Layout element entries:
=====

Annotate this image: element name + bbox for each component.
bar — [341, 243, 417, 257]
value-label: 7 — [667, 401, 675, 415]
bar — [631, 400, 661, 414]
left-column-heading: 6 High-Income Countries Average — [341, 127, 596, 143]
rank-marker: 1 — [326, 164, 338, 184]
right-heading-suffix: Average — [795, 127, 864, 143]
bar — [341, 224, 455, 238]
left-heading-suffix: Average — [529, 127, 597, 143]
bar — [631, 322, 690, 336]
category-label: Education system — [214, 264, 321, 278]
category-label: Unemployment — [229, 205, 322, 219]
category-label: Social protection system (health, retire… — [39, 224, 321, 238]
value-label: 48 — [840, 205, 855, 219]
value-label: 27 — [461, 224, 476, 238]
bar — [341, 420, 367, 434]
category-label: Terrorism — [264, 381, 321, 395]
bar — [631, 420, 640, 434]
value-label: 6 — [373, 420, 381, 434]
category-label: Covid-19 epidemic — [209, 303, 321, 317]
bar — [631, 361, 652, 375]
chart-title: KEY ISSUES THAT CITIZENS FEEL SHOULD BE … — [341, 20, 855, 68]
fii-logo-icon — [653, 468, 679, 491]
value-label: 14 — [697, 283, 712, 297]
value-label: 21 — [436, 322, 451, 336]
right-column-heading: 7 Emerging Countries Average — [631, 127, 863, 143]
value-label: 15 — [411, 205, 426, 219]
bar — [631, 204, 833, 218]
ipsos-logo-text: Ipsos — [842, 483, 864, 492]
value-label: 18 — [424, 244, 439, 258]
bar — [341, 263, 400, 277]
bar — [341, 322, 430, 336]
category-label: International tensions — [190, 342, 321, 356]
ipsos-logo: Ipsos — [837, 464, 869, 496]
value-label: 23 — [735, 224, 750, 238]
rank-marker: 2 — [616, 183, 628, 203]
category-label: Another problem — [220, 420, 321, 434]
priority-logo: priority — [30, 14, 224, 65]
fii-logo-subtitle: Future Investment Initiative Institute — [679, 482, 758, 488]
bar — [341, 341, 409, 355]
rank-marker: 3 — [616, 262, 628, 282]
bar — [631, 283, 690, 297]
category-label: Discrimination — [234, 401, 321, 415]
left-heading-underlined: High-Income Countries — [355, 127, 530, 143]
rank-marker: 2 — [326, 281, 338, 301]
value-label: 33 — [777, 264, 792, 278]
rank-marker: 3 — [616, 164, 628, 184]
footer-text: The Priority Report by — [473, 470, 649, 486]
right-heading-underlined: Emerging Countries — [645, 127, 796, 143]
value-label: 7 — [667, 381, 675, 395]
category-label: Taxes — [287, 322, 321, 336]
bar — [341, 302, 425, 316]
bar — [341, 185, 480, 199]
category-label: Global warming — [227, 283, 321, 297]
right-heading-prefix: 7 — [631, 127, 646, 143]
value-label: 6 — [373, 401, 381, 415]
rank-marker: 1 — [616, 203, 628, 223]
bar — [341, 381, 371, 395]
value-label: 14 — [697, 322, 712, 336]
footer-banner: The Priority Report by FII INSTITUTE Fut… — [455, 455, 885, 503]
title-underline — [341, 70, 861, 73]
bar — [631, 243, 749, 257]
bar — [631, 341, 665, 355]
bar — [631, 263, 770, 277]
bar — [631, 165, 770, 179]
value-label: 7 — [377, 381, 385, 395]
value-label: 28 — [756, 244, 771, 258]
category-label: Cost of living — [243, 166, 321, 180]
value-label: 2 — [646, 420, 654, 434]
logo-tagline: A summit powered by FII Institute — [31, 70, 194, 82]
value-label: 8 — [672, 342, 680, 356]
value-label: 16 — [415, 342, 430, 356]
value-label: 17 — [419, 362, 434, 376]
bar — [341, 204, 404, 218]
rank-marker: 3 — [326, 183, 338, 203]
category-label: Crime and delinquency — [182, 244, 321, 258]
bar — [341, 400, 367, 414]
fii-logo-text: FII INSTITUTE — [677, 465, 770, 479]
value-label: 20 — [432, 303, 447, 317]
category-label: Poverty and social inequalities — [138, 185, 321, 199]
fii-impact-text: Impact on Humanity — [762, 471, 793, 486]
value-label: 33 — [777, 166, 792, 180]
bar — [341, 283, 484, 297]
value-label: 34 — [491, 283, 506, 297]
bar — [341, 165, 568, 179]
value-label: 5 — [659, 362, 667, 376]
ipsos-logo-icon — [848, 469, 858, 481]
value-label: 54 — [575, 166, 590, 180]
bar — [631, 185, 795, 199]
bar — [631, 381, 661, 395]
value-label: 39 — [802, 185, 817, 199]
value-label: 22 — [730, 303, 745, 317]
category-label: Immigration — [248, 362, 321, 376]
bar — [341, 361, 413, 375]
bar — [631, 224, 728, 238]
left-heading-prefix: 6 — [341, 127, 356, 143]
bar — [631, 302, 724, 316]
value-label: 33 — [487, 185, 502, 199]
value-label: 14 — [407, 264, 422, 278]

=====

__Your goal__: Reproduce every item above verbatim, one per line, without altering a single character.

__Answer for the task__:
Annotate this image: element name + bbox for each component.
bar — [341, 243, 417, 257]
value-label: 7 — [667, 401, 675, 415]
bar — [631, 400, 661, 414]
left-column-heading: 6 High-Income Countries Average — [341, 127, 596, 143]
rank-marker: 1 — [326, 164, 338, 184]
right-heading-suffix: Average — [795, 127, 864, 143]
bar — [341, 224, 455, 238]
left-heading-suffix: Average — [529, 127, 597, 143]
bar — [631, 322, 690, 336]
category-label: Education system — [214, 264, 321, 278]
category-label: Unemployment — [229, 205, 322, 219]
category-label: Social protection system (health, retire… — [39, 224, 321, 238]
value-label: 48 — [840, 205, 855, 219]
value-label: 27 — [461, 224, 476, 238]
bar — [341, 420, 367, 434]
category-label: Terrorism — [264, 381, 321, 395]
bar — [631, 420, 640, 434]
value-label: 6 — [373, 420, 381, 434]
category-label: Covid-19 epidemic — [209, 303, 321, 317]
bar — [631, 361, 652, 375]
chart-title: KEY ISSUES THAT CITIZENS FEEL SHOULD BE … — [341, 20, 855, 68]
fii-logo-icon — [653, 468, 679, 491]
value-label: 14 — [697, 283, 712, 297]
value-label: 21 — [436, 322, 451, 336]
right-column-heading: 7 Emerging Countries Average — [631, 127, 863, 143]
value-label: 15 — [411, 205, 426, 219]
bar — [631, 204, 833, 218]
ipsos-logo-text: Ipsos — [842, 483, 864, 492]
value-label: 18 — [424, 244, 439, 258]
bar — [341, 263, 400, 277]
bar — [341, 322, 430, 336]
category-label: International tensions — [190, 342, 321, 356]
ipsos-logo: Ipsos — [837, 464, 869, 496]
value-label: 23 — [735, 224, 750, 238]
rank-marker: 2 — [616, 183, 628, 203]
category-label: Another problem — [220, 420, 321, 434]
priority-logo: priority — [30, 14, 224, 65]
fii-logo-subtitle: Future Investment Initiative Institute — [679, 482, 758, 488]
bar — [341, 341, 409, 355]
rank-marker: 3 — [616, 262, 628, 282]
bar — [631, 283, 690, 297]
category-label: Discrimination — [234, 401, 321, 415]
left-heading-underlined: High-Income Countries — [355, 127, 530, 143]
rank-marker: 2 — [326, 281, 338, 301]
value-label: 33 — [777, 264, 792, 278]
rank-marker: 3 — [616, 164, 628, 184]
footer-text: The Priority Report by — [473, 470, 649, 486]
right-heading-underlined: Emerging Countries — [645, 127, 796, 143]
value-label: 7 — [667, 381, 675, 395]
category-label: Taxes — [287, 322, 321, 336]
bar — [341, 302, 425, 316]
bar — [341, 185, 480, 199]
category-label: Global warming — [227, 283, 321, 297]
right-heading-prefix: 7 — [631, 127, 646, 143]
value-label: 6 — [373, 401, 381, 415]
rank-marker: 1 — [616, 203, 628, 223]
bar — [341, 381, 371, 395]
value-label: 14 — [697, 322, 712, 336]
footer-banner: The Priority Report by FII INSTITUTE Fut… — [455, 455, 885, 503]
title-underline — [341, 70, 861, 73]
bar — [631, 243, 749, 257]
bar — [631, 341, 665, 355]
bar — [631, 263, 770, 277]
bar — [631, 165, 770, 179]
value-label: 7 — [377, 381, 385, 395]
value-label: 28 — [756, 244, 771, 258]
category-label: Cost of living — [243, 166, 321, 180]
value-label: 2 — [646, 420, 654, 434]
logo-tagline: A summit powered by FII Institute — [31, 70, 194, 82]
value-label: 8 — [672, 342, 680, 356]
value-label: 16 — [415, 342, 430, 356]
value-label: 17 — [419, 362, 434, 376]
bar — [341, 204, 404, 218]
rank-marker: 3 — [326, 183, 338, 203]
category-label: Crime and delinquency — [182, 244, 321, 258]
bar — [341, 400, 367, 414]
fii-logo-text: FII INSTITUTE — [677, 465, 770, 479]
value-label: 20 — [432, 303, 447, 317]
category-label: Poverty and social inequalities — [138, 185, 321, 199]
fii-impact-text: Impact on Humanity — [762, 471, 793, 486]
value-label: 33 — [777, 166, 792, 180]
bar — [341, 283, 484, 297]
value-label: 34 — [491, 283, 506, 297]
bar — [341, 165, 568, 179]
value-label: 5 — [659, 362, 667, 376]
ipsos-logo-icon — [848, 469, 858, 481]
value-label: 54 — [575, 166, 590, 180]
bar — [631, 185, 795, 199]
bar — [631, 381, 661, 395]
value-label: 39 — [802, 185, 817, 199]
value-label: 22 — [730, 303, 745, 317]
category-label: Immigration — [248, 362, 321, 376]
bar — [341, 361, 413, 375]
bar — [631, 224, 728, 238]
left-heading-prefix: 6 — [341, 127, 356, 143]
bar — [631, 302, 724, 316]
value-label: 33 — [487, 185, 502, 199]
value-label: 14 — [407, 264, 422, 278]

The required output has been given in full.